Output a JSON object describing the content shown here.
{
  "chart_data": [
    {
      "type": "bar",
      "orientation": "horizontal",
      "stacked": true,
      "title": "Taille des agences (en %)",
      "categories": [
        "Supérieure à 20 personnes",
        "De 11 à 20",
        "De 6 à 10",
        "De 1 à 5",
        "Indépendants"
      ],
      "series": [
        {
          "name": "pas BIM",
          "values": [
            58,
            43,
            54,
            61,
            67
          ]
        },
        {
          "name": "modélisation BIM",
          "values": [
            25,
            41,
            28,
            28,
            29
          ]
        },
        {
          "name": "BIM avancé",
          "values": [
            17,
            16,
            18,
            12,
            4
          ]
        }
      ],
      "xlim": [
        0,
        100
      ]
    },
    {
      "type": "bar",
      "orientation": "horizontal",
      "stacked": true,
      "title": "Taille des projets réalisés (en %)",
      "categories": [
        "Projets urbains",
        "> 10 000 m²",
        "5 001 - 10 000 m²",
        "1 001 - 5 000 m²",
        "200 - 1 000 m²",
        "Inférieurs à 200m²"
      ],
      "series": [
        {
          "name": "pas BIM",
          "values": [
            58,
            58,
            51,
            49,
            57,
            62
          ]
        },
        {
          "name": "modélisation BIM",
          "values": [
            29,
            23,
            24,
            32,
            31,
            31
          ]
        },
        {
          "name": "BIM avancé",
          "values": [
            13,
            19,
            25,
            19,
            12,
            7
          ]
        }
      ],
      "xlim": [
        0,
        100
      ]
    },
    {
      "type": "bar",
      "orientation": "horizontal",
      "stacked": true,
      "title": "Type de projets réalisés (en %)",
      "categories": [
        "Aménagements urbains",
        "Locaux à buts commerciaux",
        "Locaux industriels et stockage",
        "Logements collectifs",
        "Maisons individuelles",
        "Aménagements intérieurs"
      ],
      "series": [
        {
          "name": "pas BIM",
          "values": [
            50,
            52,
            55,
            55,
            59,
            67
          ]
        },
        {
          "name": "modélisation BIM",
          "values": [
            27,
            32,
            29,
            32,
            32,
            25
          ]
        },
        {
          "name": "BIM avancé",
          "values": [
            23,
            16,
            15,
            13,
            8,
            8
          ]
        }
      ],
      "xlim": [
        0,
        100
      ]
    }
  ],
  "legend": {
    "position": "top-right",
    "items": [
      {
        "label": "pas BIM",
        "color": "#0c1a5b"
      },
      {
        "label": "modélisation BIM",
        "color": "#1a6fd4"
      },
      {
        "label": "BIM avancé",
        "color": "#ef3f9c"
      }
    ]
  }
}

-*-

What you should do
Find the word "color" in the entries above and gather every line that holds it.

Result for this exercise
        "color": "#0c1a5b"
        "color": "#1a6fd4"
        "color": "#ef3f9c"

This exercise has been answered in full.